» EXERCISE PROMPT: Give every entry again, unchanged, and leave its images out.

[Stored items from a collection]
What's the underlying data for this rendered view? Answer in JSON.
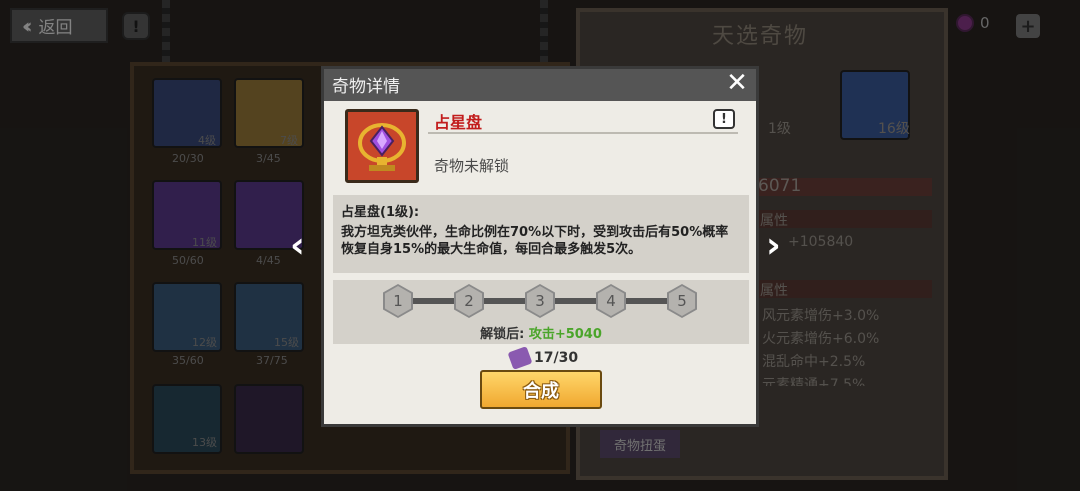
{
  "topbar": {
    "back_label": "返回",
    "info_label": "!"
  },
  "right_panel": {
    "title": "天选奇物",
    "gem_count": "0",
    "plus_label": "+",
    "level_a": "1级",
    "level_b": "16级",
    "power": "6071",
    "attr_header_1": "属性",
    "attr_line": "+105840",
    "attr_header_2": "属性",
    "bonuses": [
      "风元素增伤+3.0%",
      "火元素增伤+6.0%",
      "混乱命中+2.5%",
      "元素精通+7.5%"
    ],
    "gacha_label": "奇物扭蛋"
  },
  "left_panel": {
    "slots": [
      {
        "level": "4级",
        "count": "20/30"
      },
      {
        "level": "7级",
        "count": "3/45"
      },
      {
        "level": "11级",
        "count": "50/60"
      },
      {
        "level": "",
        "count": "4/45"
      },
      {
        "level": "12级",
        "count": "35/60"
      },
      {
        "level": "15级",
        "count": "37/75"
      },
      {
        "level": "13级",
        "count": ""
      }
    ]
  },
  "dialog": {
    "title": "奇物详情",
    "close_icon": "close-x",
    "item_name": "占星盘",
    "status": "奇物未解锁",
    "desc_title": "占星盘(1级):",
    "desc_body": "我方坦克类伙伴，生命比例在70%以下时，受到攻击后有50%概率恢复自身15%的最大生命值，每回合最多触发5次。",
    "stars": [
      "1",
      "2",
      "3",
      "4",
      "5"
    ],
    "unlock_label": "解锁后:",
    "unlock_value": "攻击+5040",
    "progress": "17/30",
    "craft_label": "合成",
    "info_label": "!"
  },
  "nav": {
    "prev": "‹",
    "next": "›"
  }
}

» SOLUTION FOR THIS PROBLEM:
What's the underlying data for this rendered view? Answer in JSON.
{
  "topbar": {
    "back_label": "返回",
    "info_label": "!"
  },
  "right_panel": {
    "title": "天选奇物",
    "gem_count": "0",
    "plus_label": "+",
    "level_a": "1级",
    "level_b": "16级",
    "power": "6071",
    "attr_header_1": "属性",
    "attr_line": "+105840",
    "attr_header_2": "属性",
    "bonuses": [
      "风元素增伤+3.0%",
      "火元素增伤+6.0%",
      "混乱命中+2.5%",
      "元素精通+7.5%"
    ],
    "gacha_label": "奇物扭蛋"
  },
  "left_panel": {
    "slots": [
      {
        "level": "4级",
        "count": "20/30"
      },
      {
        "level": "7级",
        "count": "3/45"
      },
      {
        "level": "11级",
        "count": "50/60"
      },
      {
        "level": "",
        "count": "4/45"
      },
      {
        "level": "12级",
        "count": "35/60"
      },
      {
        "level": "15级",
        "count": "37/75"
      },
      {
        "level": "13级",
        "count": ""
      }
    ]
  },
  "dialog": {
    "title": "奇物详情",
    "close_icon": "close-x",
    "item_name": "占星盘",
    "status": "奇物未解锁",
    "desc_title": "占星盘(1级):",
    "desc_body": "我方坦克类伙伴，生命比例在70%以下时，受到攻击后有50%概率恢复自身15%的最大生命值，每回合最多触发5次。",
    "stars": [
      "1",
      "2",
      "3",
      "4",
      "5"
    ],
    "unlock_label": "解锁后:",
    "unlock_value": "攻击+5040",
    "progress": "17/30",
    "craft_label": "合成",
    "info_label": "!"
  },
  "nav": {
    "prev": "‹",
    "next": "›"
  }
}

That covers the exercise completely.